• _STATED PROBLEM_
Look through the material below, count the lines containing the word "Brandbergen", and state only the count.

• _INPUT FOR THIS TASK_
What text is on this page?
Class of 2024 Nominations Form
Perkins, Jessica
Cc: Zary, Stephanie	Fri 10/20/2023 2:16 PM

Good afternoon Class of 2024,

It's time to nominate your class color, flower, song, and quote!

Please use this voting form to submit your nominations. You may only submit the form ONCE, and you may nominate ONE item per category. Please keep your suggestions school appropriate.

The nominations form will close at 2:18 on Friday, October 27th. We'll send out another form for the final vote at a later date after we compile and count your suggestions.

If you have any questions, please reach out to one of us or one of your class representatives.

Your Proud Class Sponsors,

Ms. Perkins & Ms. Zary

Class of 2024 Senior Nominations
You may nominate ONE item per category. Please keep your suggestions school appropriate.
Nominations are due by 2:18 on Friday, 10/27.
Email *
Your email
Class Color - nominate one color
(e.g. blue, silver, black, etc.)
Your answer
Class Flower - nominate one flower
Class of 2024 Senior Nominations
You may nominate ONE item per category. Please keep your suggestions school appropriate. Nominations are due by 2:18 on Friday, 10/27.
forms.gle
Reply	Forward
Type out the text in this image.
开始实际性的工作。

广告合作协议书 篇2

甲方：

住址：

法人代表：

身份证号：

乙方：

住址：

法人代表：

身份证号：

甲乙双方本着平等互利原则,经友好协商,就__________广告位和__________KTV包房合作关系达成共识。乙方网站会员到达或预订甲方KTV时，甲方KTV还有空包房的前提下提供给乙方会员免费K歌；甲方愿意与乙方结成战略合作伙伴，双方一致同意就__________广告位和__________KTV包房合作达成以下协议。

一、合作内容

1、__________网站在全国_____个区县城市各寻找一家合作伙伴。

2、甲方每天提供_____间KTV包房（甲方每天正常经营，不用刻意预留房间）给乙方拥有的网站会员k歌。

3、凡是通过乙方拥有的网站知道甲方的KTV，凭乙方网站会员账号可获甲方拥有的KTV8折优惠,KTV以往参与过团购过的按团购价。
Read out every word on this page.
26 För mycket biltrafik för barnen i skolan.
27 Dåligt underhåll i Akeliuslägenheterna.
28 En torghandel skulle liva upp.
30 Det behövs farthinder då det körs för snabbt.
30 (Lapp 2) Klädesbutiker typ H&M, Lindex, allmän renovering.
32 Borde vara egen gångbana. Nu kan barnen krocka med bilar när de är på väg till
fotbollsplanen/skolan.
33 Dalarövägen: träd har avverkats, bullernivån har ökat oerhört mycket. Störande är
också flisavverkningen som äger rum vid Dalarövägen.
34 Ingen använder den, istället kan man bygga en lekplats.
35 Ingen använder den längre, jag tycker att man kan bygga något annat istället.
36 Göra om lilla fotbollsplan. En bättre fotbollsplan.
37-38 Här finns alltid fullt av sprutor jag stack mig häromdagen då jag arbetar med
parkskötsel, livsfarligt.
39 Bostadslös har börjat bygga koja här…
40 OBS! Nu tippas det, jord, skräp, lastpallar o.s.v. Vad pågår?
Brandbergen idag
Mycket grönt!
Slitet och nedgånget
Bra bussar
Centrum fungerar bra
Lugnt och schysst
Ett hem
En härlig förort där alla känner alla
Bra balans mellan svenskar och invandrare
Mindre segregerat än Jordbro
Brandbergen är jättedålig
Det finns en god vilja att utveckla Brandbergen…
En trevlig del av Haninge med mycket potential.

• _REPLY_
3